| Work to be completed |
Search the records for "niño" and copy each line that holds it.

| Data for this task |
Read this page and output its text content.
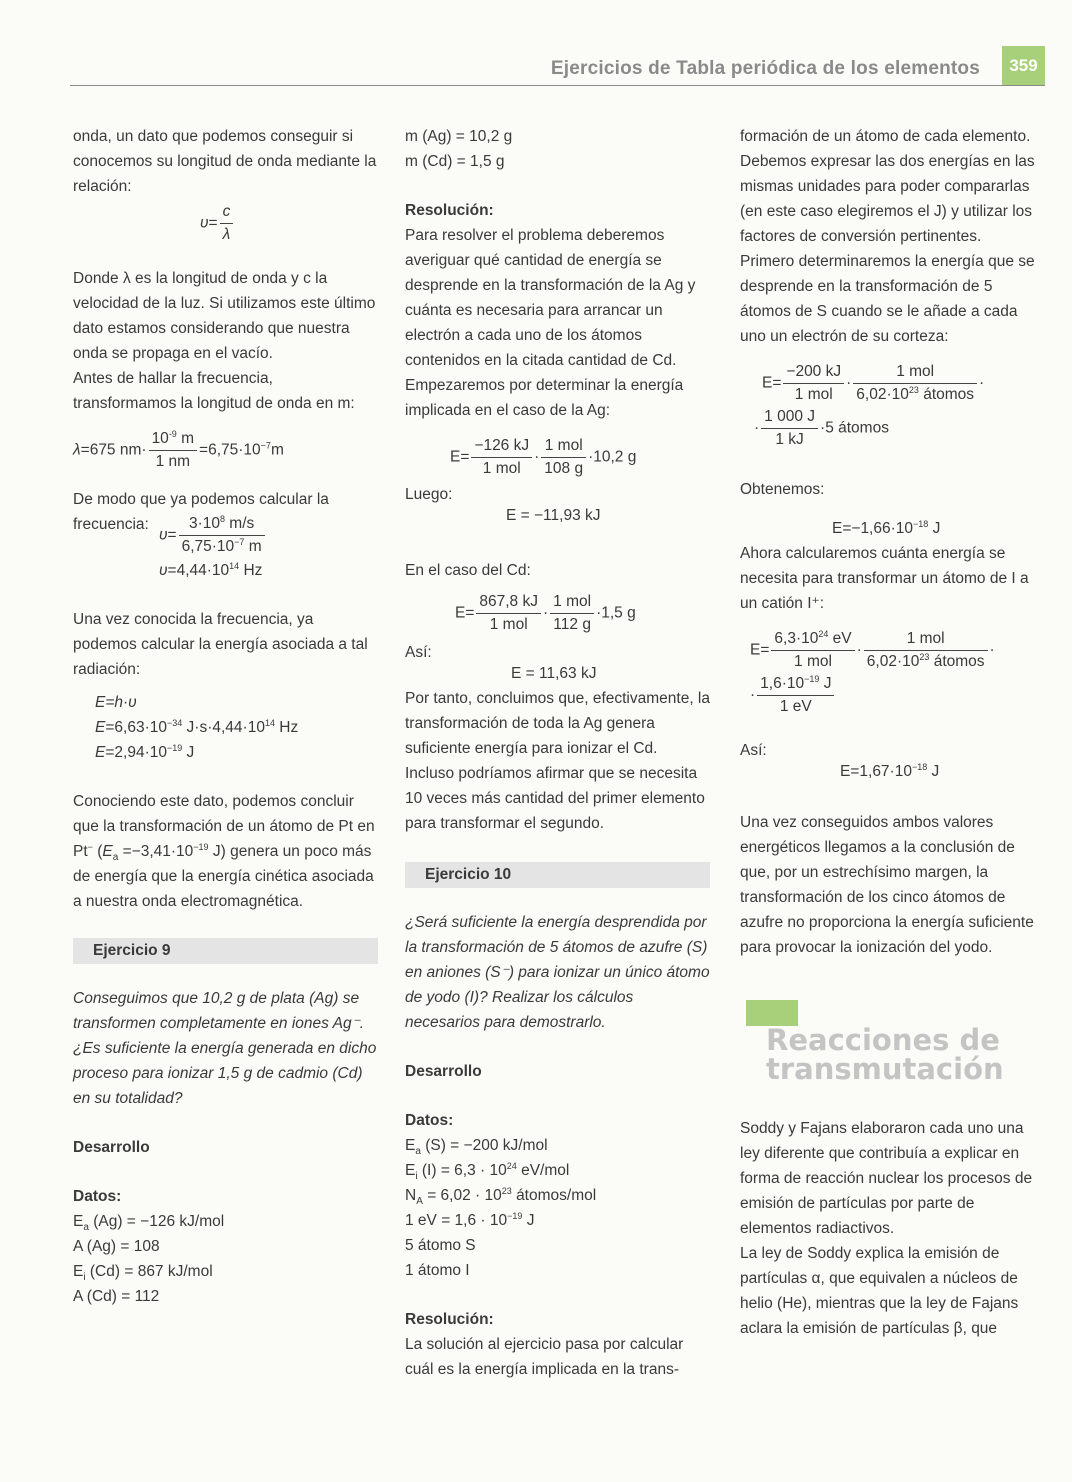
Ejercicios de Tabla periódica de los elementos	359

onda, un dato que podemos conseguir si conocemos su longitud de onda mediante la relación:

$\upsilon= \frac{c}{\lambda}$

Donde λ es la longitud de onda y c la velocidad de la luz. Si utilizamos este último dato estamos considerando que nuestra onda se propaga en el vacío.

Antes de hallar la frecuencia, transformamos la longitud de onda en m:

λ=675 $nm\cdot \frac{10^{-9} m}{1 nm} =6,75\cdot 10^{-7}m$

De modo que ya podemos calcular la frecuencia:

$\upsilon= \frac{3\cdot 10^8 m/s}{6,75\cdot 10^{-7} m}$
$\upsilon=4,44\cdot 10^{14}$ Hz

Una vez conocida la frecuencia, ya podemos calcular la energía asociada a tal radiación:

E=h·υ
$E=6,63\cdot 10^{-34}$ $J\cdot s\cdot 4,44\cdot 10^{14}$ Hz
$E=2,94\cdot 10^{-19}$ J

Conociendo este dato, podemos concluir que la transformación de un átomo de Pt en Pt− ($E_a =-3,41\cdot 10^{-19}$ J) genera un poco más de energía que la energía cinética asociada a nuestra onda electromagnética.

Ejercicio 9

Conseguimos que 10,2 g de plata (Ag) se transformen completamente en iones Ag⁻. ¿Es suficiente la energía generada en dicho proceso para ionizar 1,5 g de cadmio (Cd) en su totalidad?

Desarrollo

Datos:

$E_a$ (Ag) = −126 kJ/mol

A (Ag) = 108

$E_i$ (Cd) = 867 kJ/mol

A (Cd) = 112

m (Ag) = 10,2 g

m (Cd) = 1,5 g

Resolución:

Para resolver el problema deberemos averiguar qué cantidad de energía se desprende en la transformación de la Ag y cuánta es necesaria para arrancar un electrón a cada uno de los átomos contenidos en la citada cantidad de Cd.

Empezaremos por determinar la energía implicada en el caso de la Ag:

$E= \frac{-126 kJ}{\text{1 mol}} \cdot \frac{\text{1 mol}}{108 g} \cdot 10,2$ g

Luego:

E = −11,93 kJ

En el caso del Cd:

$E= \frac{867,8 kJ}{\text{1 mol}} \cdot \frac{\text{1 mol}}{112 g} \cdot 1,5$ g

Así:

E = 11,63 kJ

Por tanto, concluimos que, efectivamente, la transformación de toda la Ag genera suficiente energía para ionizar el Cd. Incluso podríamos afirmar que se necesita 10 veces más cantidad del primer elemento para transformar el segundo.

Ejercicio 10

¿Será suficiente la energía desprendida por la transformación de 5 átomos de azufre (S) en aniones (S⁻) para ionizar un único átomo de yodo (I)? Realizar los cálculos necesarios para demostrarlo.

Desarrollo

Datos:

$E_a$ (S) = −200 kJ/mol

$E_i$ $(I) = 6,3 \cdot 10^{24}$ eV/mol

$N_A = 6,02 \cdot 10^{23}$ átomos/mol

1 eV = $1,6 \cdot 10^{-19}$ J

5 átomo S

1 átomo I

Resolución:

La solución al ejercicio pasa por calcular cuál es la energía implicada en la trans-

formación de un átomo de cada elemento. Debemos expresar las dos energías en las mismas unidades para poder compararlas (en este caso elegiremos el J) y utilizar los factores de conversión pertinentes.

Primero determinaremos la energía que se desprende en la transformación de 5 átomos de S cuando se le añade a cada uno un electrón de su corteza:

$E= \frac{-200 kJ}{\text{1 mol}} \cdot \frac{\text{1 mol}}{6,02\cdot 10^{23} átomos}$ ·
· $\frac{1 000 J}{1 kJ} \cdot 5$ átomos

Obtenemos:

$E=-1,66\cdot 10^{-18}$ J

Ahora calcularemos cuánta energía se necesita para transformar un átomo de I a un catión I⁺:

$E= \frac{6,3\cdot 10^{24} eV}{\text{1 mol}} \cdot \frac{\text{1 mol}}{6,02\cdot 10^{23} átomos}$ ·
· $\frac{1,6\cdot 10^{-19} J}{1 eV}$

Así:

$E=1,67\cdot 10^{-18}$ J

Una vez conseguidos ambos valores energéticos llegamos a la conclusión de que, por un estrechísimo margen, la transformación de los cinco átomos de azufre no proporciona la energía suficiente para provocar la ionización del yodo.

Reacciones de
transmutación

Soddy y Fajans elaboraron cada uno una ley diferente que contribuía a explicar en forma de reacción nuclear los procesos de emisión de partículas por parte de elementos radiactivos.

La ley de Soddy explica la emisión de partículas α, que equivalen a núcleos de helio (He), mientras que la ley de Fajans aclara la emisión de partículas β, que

* * *

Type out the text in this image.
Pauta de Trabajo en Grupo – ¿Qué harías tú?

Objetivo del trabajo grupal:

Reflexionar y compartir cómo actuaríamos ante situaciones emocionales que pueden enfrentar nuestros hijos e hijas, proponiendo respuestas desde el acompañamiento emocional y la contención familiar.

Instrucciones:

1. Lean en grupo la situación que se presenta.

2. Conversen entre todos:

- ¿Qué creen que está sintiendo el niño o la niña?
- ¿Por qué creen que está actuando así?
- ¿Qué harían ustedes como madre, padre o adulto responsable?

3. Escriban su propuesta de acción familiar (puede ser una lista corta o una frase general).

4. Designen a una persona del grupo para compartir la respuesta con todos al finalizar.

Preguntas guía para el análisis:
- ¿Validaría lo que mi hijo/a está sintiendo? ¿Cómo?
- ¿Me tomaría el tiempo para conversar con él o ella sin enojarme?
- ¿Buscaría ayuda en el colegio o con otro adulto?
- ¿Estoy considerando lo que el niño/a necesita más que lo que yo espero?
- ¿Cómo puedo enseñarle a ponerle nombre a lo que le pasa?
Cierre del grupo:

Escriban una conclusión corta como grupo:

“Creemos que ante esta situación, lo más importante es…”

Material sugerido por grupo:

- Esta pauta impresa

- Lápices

| Written reply |
- ¿Qué creen que está sintiendo el niño o la niña?
- ¿Estoy considerando lo que el niño/a necesita más que lo que yo espero?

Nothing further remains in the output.